> _TASK TO COMPLETE_: How many lines hold the string "JSON"? Give only the number.

────────────────────────────────────────

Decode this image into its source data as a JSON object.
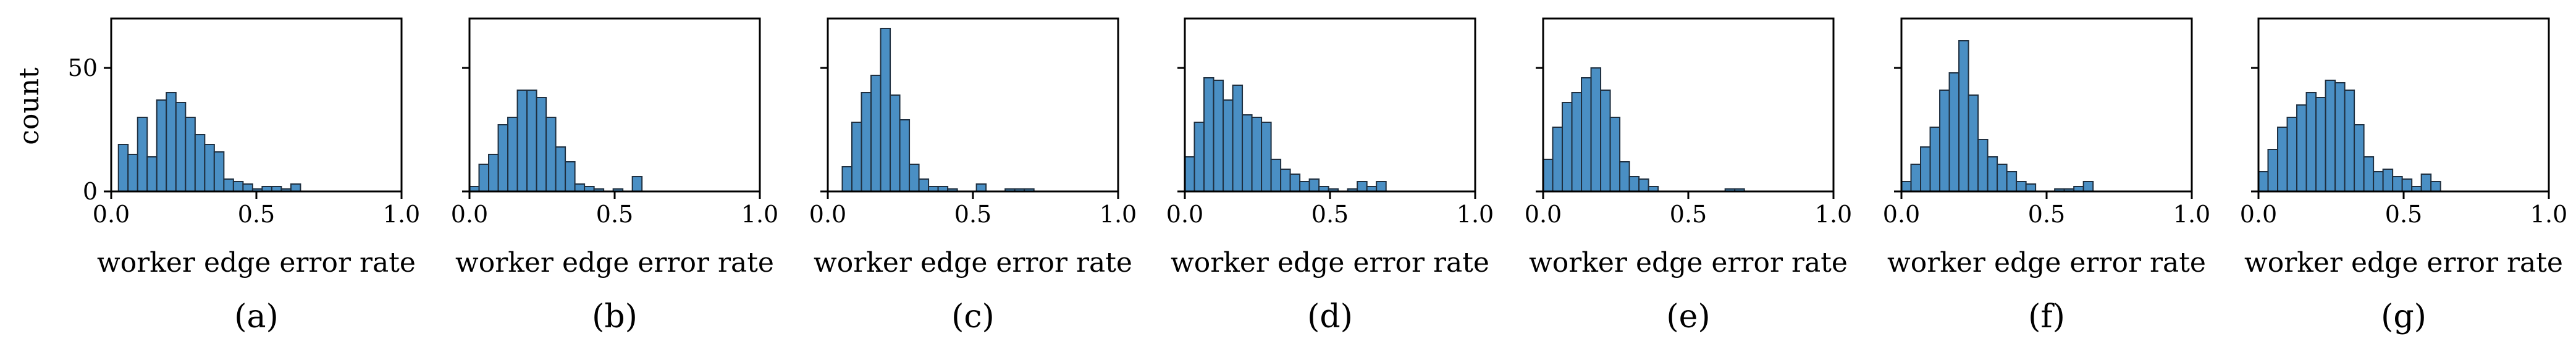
{
  "y_axis_label": "count",
  "x_ticks": [
    "0.0",
    "0.5",
    "1.0"
  ],
  "y_ticks": [
    "0",
    "50"
  ],
  "bar_color": "#4a8fc4",
  "chart_data": [
    {
      "type": "bar",
      "panel": "(a)",
      "xlabel": "worker edge error rate",
      "ylabel": "count",
      "xlim": [
        0,
        1
      ],
      "ylim": [
        0,
        70
      ],
      "bin_width": 0.033,
      "bin_start": 0.025,
      "values": [
        19,
        15,
        30,
        14,
        37,
        40,
        36,
        30,
        23,
        19,
        16,
        5,
        4,
        3,
        1,
        2,
        2,
        1,
        3
      ]
    },
    {
      "type": "bar",
      "panel": "(b)",
      "xlabel": "worker edge error rate",
      "ylabel": "count",
      "xlim": [
        0,
        1
      ],
      "ylim": [
        0,
        70
      ],
      "bin_width": 0.033,
      "bin_start": 0.0,
      "values": [
        2,
        11,
        15,
        27,
        30,
        41,
        41,
        38,
        30,
        18,
        12,
        3,
        2,
        1,
        0,
        1,
        0,
        6
      ]
    },
    {
      "type": "bar",
      "panel": "(c)",
      "xlabel": "worker edge error rate",
      "ylabel": "count",
      "xlim": [
        0,
        1
      ],
      "ylim": [
        0,
        70
      ],
      "bin_width": 0.033,
      "bin_start": 0.05,
      "values": [
        10,
        28,
        40,
        47,
        66,
        39,
        29,
        11,
        5,
        2,
        2,
        1,
        0,
        0,
        3,
        0,
        0,
        1,
        1,
        1
      ]
    },
    {
      "type": "bar",
      "panel": "(d)",
      "xlabel": "worker edge error rate",
      "ylabel": "count",
      "xlim": [
        0,
        1
      ],
      "ylim": [
        0,
        70
      ],
      "bin_width": 0.033,
      "bin_start": 0.0,
      "values": [
        14,
        28,
        46,
        45,
        37,
        43,
        31,
        30,
        28,
        13,
        9,
        7,
        4,
        5,
        2,
        1,
        0,
        1,
        4,
        2,
        4
      ]
    },
    {
      "type": "bar",
      "panel": "(e)",
      "xlabel": "worker edge error rate",
      "ylabel": "count",
      "xlim": [
        0,
        1
      ],
      "ylim": [
        0,
        70
      ],
      "bin_width": 0.033,
      "bin_start": 0.0,
      "values": [
        13,
        26,
        36,
        40,
        46,
        50,
        41,
        30,
        12,
        6,
        5,
        2,
        0,
        0,
        0,
        0,
        0,
        0,
        0,
        1,
        1
      ]
    },
    {
      "type": "bar",
      "panel": "(f)",
      "xlabel": "worker edge error rate",
      "ylabel": "count",
      "xlim": [
        0,
        1
      ],
      "ylim": [
        0,
        70
      ],
      "bin_width": 0.033,
      "bin_start": 0.0,
      "values": [
        4,
        11,
        18,
        26,
        41,
        48,
        61,
        39,
        21,
        14,
        11,
        8,
        4,
        3,
        0,
        0,
        1,
        1,
        2,
        4
      ]
    },
    {
      "type": "bar",
      "panel": "(g)",
      "xlabel": "worker edge error rate",
      "ylabel": "count",
      "xlim": [
        0,
        1
      ],
      "ylim": [
        0,
        70
      ],
      "bin_width": 0.033,
      "bin_start": 0.0,
      "values": [
        8,
        17,
        26,
        30,
        35,
        40,
        38,
        45,
        44,
        41,
        27,
        14,
        8,
        9,
        6,
        5,
        2,
        7,
        4
      ]
    }
  ]
}
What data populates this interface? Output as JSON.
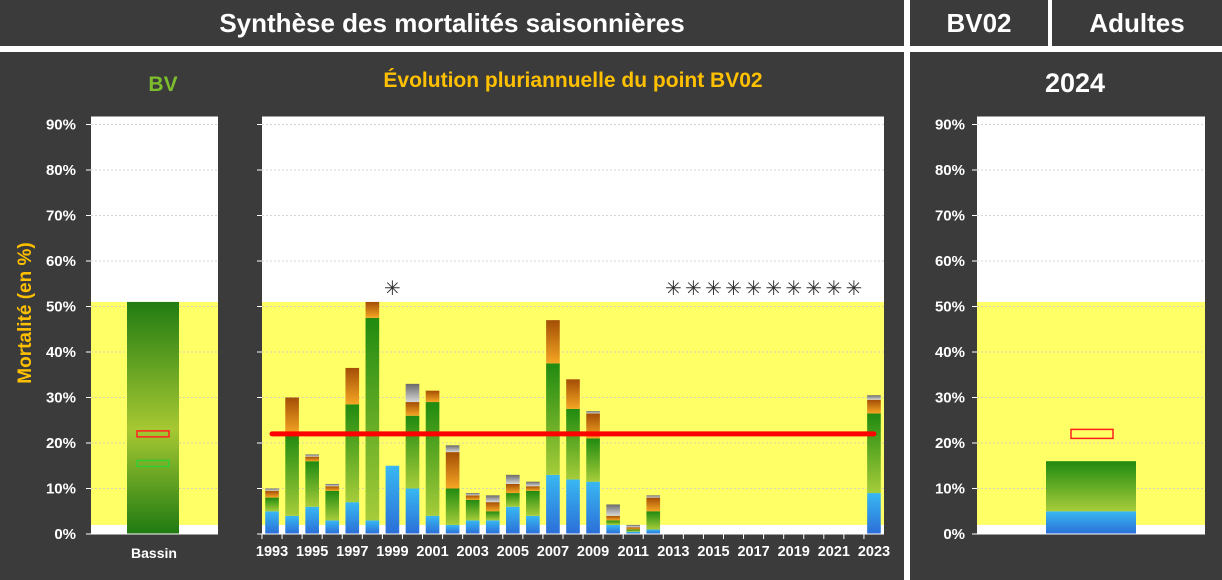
{
  "header": {
    "title": "Synthèse des mortalités saisonnières",
    "station": "BV02",
    "stage": "Adultes"
  },
  "colors": {
    "panel_bg": "#3b3b3b",
    "station_color": "#ffc000",
    "stage_color": "#33c4f0",
    "chart_title_color": "#ffc000",
    "band_color": "#ffff66",
    "reference_line": "#ff0000",
    "green_bottom": "#3e8e1c",
    "blue_segment": "#3fa8f0",
    "orange_top": "#c07010",
    "grey_top": "#808080"
  },
  "chart_data": [
    {
      "type": "bar",
      "title": "BV",
      "ylabel": "Mortalité (en %)",
      "ylim": [
        0,
        0.9
      ],
      "yticks": [
        "0%",
        "10%",
        "20%",
        "30%",
        "40%",
        "50%",
        "60%",
        "70%",
        "80%",
        "90%"
      ],
      "categories": [
        "Bassin"
      ],
      "band": [
        0.02,
        0.51
      ],
      "total": 0.51,
      "markers": [
        {
          "name": "red",
          "value": 0.22
        },
        {
          "name": "green",
          "value": 0.155
        }
      ],
      "grid": true
    },
    {
      "type": "bar",
      "title": "Évolution pluriannuelle du point BV02",
      "ylim": [
        0,
        0.9
      ],
      "band": [
        0.02,
        0.51
      ],
      "reference_line": 0.22,
      "x_tick_labels": [
        "1993",
        "1995",
        "1997",
        "1999",
        "2001",
        "2003",
        "2005",
        "2007",
        "2009",
        "2011",
        "2013",
        "2015",
        "2017",
        "2019",
        "2021",
        "2023"
      ],
      "categories": [
        "1993",
        "1994",
        "1995",
        "1996",
        "1997",
        "1998",
        "1999",
        "2000",
        "2001",
        "2002",
        "2003",
        "2004",
        "2005",
        "2006",
        "2007",
        "2008",
        "2009",
        "2010",
        "2011",
        "2012",
        "2013",
        "2014",
        "2015",
        "2016",
        "2017",
        "2018",
        "2019",
        "2020",
        "2021",
        "2022",
        "2023"
      ],
      "series": [
        {
          "name": "blue",
          "values": [
            0.05,
            0.04,
            0.06,
            0.03,
            0.07,
            0.03,
            0.15,
            0.1,
            0.04,
            0.02,
            0.03,
            0.03,
            0.06,
            0.04,
            0.13,
            0.12,
            0.115,
            0.02,
            0.005,
            0.01,
            0,
            0,
            0,
            0,
            0,
            0,
            0,
            0,
            0,
            0,
            0.09
          ]
        },
        {
          "name": "green",
          "values": [
            0.03,
            0.18,
            0.1,
            0.065,
            0.215,
            0.445,
            0,
            0.16,
            0.25,
            0.08,
            0.045,
            0.02,
            0.03,
            0.055,
            0.245,
            0.155,
            0.095,
            0.01,
            0.005,
            0.04,
            0,
            0,
            0,
            0,
            0,
            0,
            0,
            0,
            0,
            0,
            0.175
          ]
        },
        {
          "name": "orange",
          "values": [
            0.015,
            0.08,
            0.01,
            0.01,
            0.08,
            0.035,
            0,
            0.03,
            0.025,
            0.08,
            0.01,
            0.02,
            0.02,
            0.01,
            0.095,
            0.065,
            0.055,
            0.01,
            0.005,
            0.03,
            0,
            0,
            0,
            0,
            0,
            0,
            0,
            0,
            0,
            0,
            0.03
          ]
        },
        {
          "name": "grey",
          "values": [
            0.005,
            0,
            0.005,
            0.005,
            0,
            0,
            0,
            0.04,
            0,
            0.015,
            0.005,
            0.015,
            0.02,
            0.01,
            0,
            0,
            0.005,
            0.025,
            0.005,
            0.005,
            0,
            0,
            0,
            0,
            0,
            0,
            0,
            0,
            0,
            0,
            0.01
          ]
        }
      ],
      "missing_marker": "✳",
      "missing_years": [
        "1999",
        "2013",
        "2014",
        "2015",
        "2016",
        "2017",
        "2018",
        "2019",
        "2020",
        "2021",
        "2022"
      ],
      "grid": true
    },
    {
      "type": "bar",
      "title": "2024",
      "ylim": [
        0,
        0.9
      ],
      "yticks": [
        "0%",
        "10%",
        "20%",
        "30%",
        "40%",
        "50%",
        "60%",
        "70%",
        "80%",
        "90%"
      ],
      "band": [
        0.02,
        0.51
      ],
      "reference_marker": 0.22,
      "series": [
        {
          "name": "blue",
          "value": 0.05
        },
        {
          "name": "green",
          "value": 0.11
        }
      ],
      "grid": true
    }
  ]
}
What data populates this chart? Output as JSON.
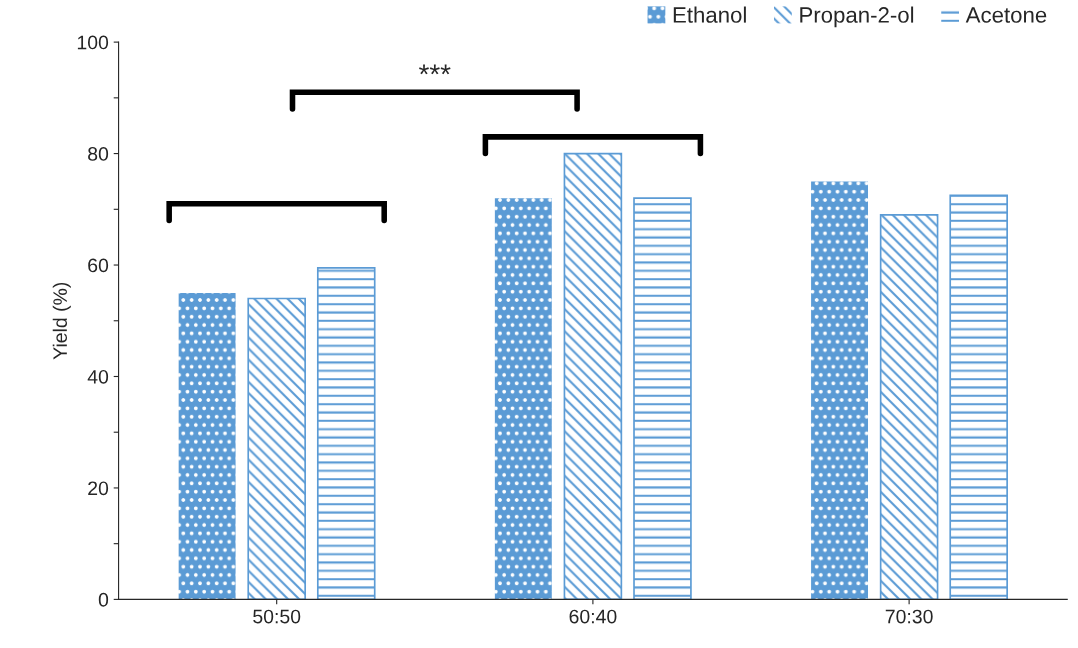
{
  "chart_data": {
    "type": "bar",
    "ylabel": "Yield (%)",
    "categories": [
      "50:50",
      "60:40",
      "70:30"
    ],
    "series": [
      {
        "name": "Ethanol",
        "color": "#5b9bd5",
        "values": [
          55,
          72,
          75
        ]
      },
      {
        "name": "Propan-2-ol",
        "color": "#5b9bd5",
        "values": [
          54,
          80,
          69
        ]
      },
      {
        "name": "Acetone",
        "color": "#5b9bd5",
        "values": [
          59.5,
          72,
          72.5
        ]
      }
    ],
    "ylim": [
      0,
      100
    ],
    "yticks": [
      0,
      {
        "value": 10,
        "label": null
      },
      20,
      {
        "value": 30,
        "label": null
      },
      40,
      {
        "value": 50,
        "label": null
      },
      60,
      {
        "value": 70,
        "label": null
      },
      80,
      {
        "value": 90,
        "label": null
      },
      100
    ],
    "annotations": [
      "***"
    ],
    "legend": "top right",
    "grid": false
  }
}
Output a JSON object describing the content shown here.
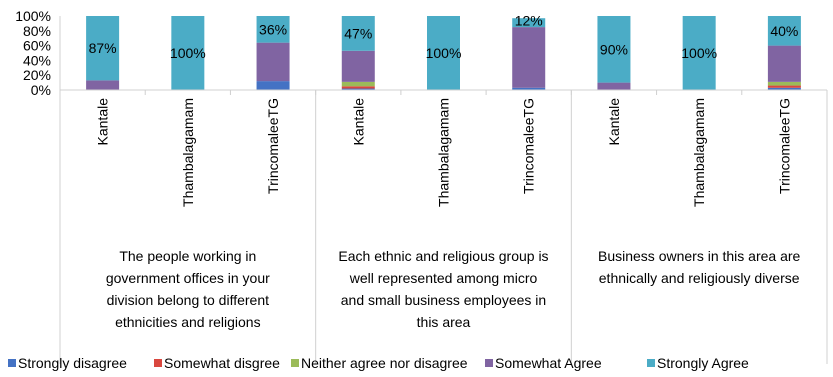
{
  "chart_data": {
    "type": "bar",
    "stacked": true,
    "percent": true,
    "title": "",
    "xlabel": "",
    "ylabel": "",
    "ylim": [
      0,
      100
    ],
    "yticks": [
      "0%",
      "20%",
      "40%",
      "60%",
      "80%",
      "100%"
    ],
    "grid": false,
    "legend_position": "bottom",
    "groups": [
      {
        "label_lines": [
          "The people working in",
          "government offices in your",
          "division belong to different",
          "ethnicities and religions"
        ],
        "categories": [
          "Kantale",
          "Thambalagamam",
          "TrincomaleeTG"
        ]
      },
      {
        "label_lines": [
          "Each ethnic and religious group is",
          "well represented among micro",
          "and small business employees in",
          "this area"
        ],
        "categories": [
          "Kantale",
          "Thambalagamam",
          "TrincomaleeTG"
        ]
      },
      {
        "label_lines": [
          "Business owners in this area are",
          "ethnically and religiously diverse"
        ],
        "categories": [
          "Kantale",
          "Thambalagamam",
          "TrincomaleeTG"
        ]
      }
    ],
    "series": [
      {
        "name": "Strongly disagree",
        "color": "#4472C4",
        "values": [
          0,
          0,
          12,
          2,
          0,
          3,
          0,
          0,
          3
        ]
      },
      {
        "name": "Somewhat disgree",
        "color": "#D9473F",
        "values": [
          0,
          0,
          0,
          3,
          0,
          0,
          0,
          0,
          3
        ]
      },
      {
        "name": "Neither agree nor disagree",
        "color": "#9BBB59",
        "values": [
          0,
          0,
          0,
          6,
          0,
          0,
          0,
          0,
          5
        ]
      },
      {
        "name": "Somewhat Agree",
        "color": "#8064A2",
        "values": [
          13,
          0,
          52,
          42,
          0,
          82,
          10,
          0,
          49
        ]
      },
      {
        "name": "Strongly Agree",
        "color": "#4BACC6",
        "values": [
          87,
          100,
          36,
          47,
          100,
          12,
          90,
          100,
          40
        ]
      }
    ],
    "data_labels": [
      "87%",
      "100%",
      "36%",
      "47%",
      "100%",
      "12%",
      "90%",
      "100%",
      "40%"
    ]
  }
}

────────────────────────────────────────

> _ANSWER IN FULL_: 4